Copy out, from the entries below, each line holding the string "duration".

-- BEGIN Task material --

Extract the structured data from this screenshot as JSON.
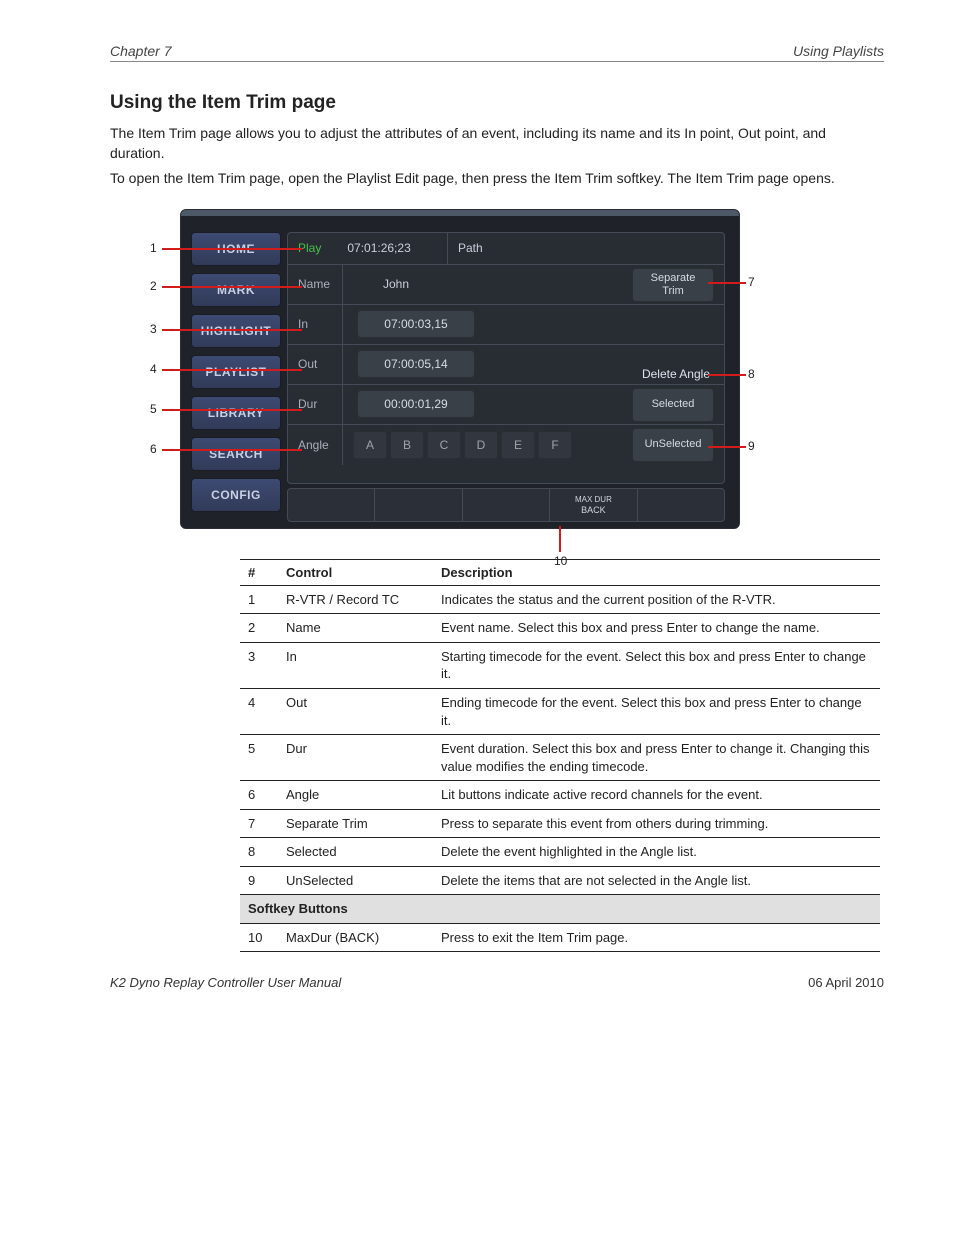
{
  "header": {
    "left": "Chapter 7",
    "right": "Using Playlists"
  },
  "section_title": "Using the Item Trim page",
  "intro_p1": "The Item Trim page allows you to adjust the attributes of an event, including its name and its In point, Out point, and duration.",
  "intro_p2": "To open the Item Trim page, open the Playlist Edit page, then press the Item Trim softkey. The Item Trim page opens.",
  "sidebar": [
    "HOME",
    "MARK",
    "HIGHLIGHT",
    "PLAYLIST",
    "LIBRARY",
    "SEARCH",
    "CONFIG"
  ],
  "panel": {
    "play_label": "Play",
    "play_tc": "07:01:26;23",
    "path_label": "Path",
    "name_label": "Name",
    "name_value": "John",
    "in_label": "In",
    "in_value": "07:00:03,15",
    "out_label": "Out",
    "out_value": "07:00:05,14",
    "dur_label": "Dur",
    "dur_value": "00:00:01,29",
    "angle_label": "Angle",
    "angles": [
      "A",
      "B",
      "C",
      "D",
      "E",
      "F"
    ],
    "separate_trim": "Separate\nTrim",
    "delete_angle_label": "Delete Angle",
    "selected": "Selected",
    "unselected": "UnSelected"
  },
  "softkeys": {
    "maxdur_top": "MAX DUR",
    "maxdur_bot": "BACK"
  },
  "callouts": {
    "c1": "1",
    "c2": "2",
    "c3": "3",
    "c4": "4",
    "c5": "5",
    "c6": "6",
    "c7": "7",
    "c8": "8",
    "c9": "9",
    "c10": "10"
  },
  "table": {
    "head": {
      "num": "#",
      "control": "Control",
      "desc": "Description"
    },
    "rows": [
      {
        "n": "1",
        "ctrl": "R-VTR / Record TC",
        "desc": "Indicates the status and the current position of the R-VTR."
      },
      {
        "n": "2",
        "ctrl": "Name",
        "desc": "Event name. Select this box and press Enter to change the name."
      },
      {
        "n": "3",
        "ctrl": "In",
        "desc": "Starting timecode for the event. Select this box and press Enter to change it."
      },
      {
        "n": "4",
        "ctrl": "Out",
        "desc": "Ending timecode for the event. Select this box and press Enter to change it."
      },
      {
        "n": "5",
        "ctrl": "Dur",
        "desc": "Event duration. Select this box and press Enter to change it. Changing this value modifies the ending timecode."
      },
      {
        "n": "6",
        "ctrl": "Angle",
        "desc": "Lit buttons indicate active record channels for the event."
      },
      {
        "n": "7",
        "ctrl": "Separate Trim",
        "desc": "Press to separate this event from others during trimming."
      },
      {
        "n": "8",
        "ctrl": "Selected",
        "desc": "Delete the event highlighted in the Angle list."
      },
      {
        "n": "9",
        "ctrl": "UnSelected",
        "desc": "Delete the items that are not selected in the Angle list."
      }
    ],
    "softkey_head": "Softkey Buttons",
    "softkey_rows": [
      {
        "n": "10",
        "ctrl": "MaxDur (BACK)",
        "desc": "Press to exit the Item Trim page."
      }
    ]
  },
  "footer": {
    "left": "K2 Dyno Replay Controller User Manual",
    "right": "06 April 2010"
  }
}
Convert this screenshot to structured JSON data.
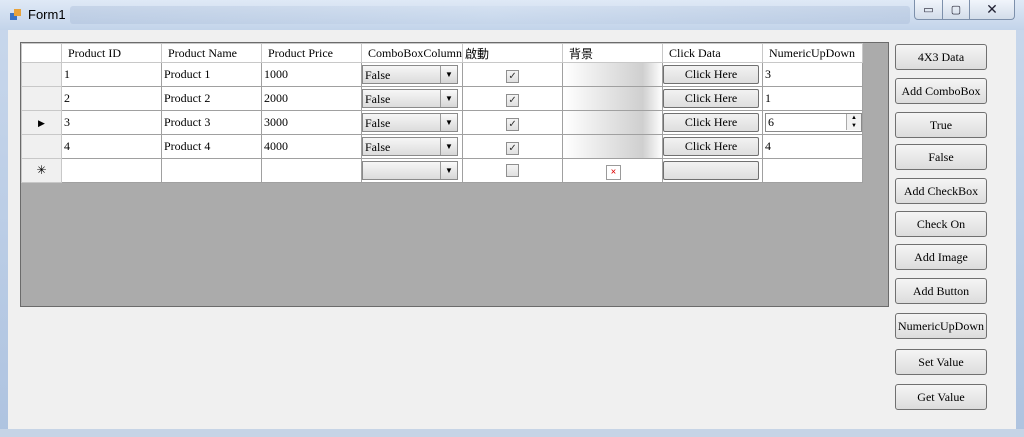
{
  "window": {
    "title": "Form1",
    "minimize": "▭",
    "maximize": "▢",
    "close": "✕"
  },
  "grid": {
    "columns": [
      "Product ID",
      "Product Name",
      "Product Price",
      "ComboBoxColumn",
      "啟動",
      "背景",
      "Click Data",
      "NumericUpDown"
    ],
    "rows": [
      {
        "indicator": "",
        "id": "1",
        "name": "Product 1",
        "price": "1000",
        "combo": "False",
        "checked": true,
        "button": "Click Here",
        "numeric": "3"
      },
      {
        "indicator": "",
        "id": "2",
        "name": "Product 2",
        "price": "2000",
        "combo": "False",
        "checked": true,
        "button": "Click Here",
        "numeric": "1"
      },
      {
        "indicator": "▶",
        "id": "3",
        "name": "Product 3",
        "price": "3000",
        "combo": "False",
        "checked": true,
        "button": "Click Here",
        "numeric": "6"
      },
      {
        "indicator": "",
        "id": "4",
        "name": "Product 4",
        "price": "4000",
        "combo": "False",
        "checked": true,
        "button": "Click Here",
        "numeric": "4"
      }
    ],
    "new_row_indicator": "✳"
  },
  "buttons": [
    "4X3 Data",
    "Add ComboBox",
    "True",
    "False",
    "Add CheckBox",
    "Check On",
    "Add Image",
    "Add Button",
    "NumericUpDown",
    "Set Value",
    "Get Value"
  ],
  "icons": {
    "app": "winforms-app-icon",
    "combo_arrow": "▼",
    "check": "✓",
    "broken_image": "×",
    "spin_up": "▲",
    "spin_down": "▼"
  }
}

-- END Task material --

▶ _Solution for this task_:
  "intro_p1": "The Item Trim page allows you to adjust the attributes of an event, including its name and its In point, Out point, and duration.",
        "desc": "Event duration. Select this box and press Enter to change it. Changing this value modifies the ending timecode."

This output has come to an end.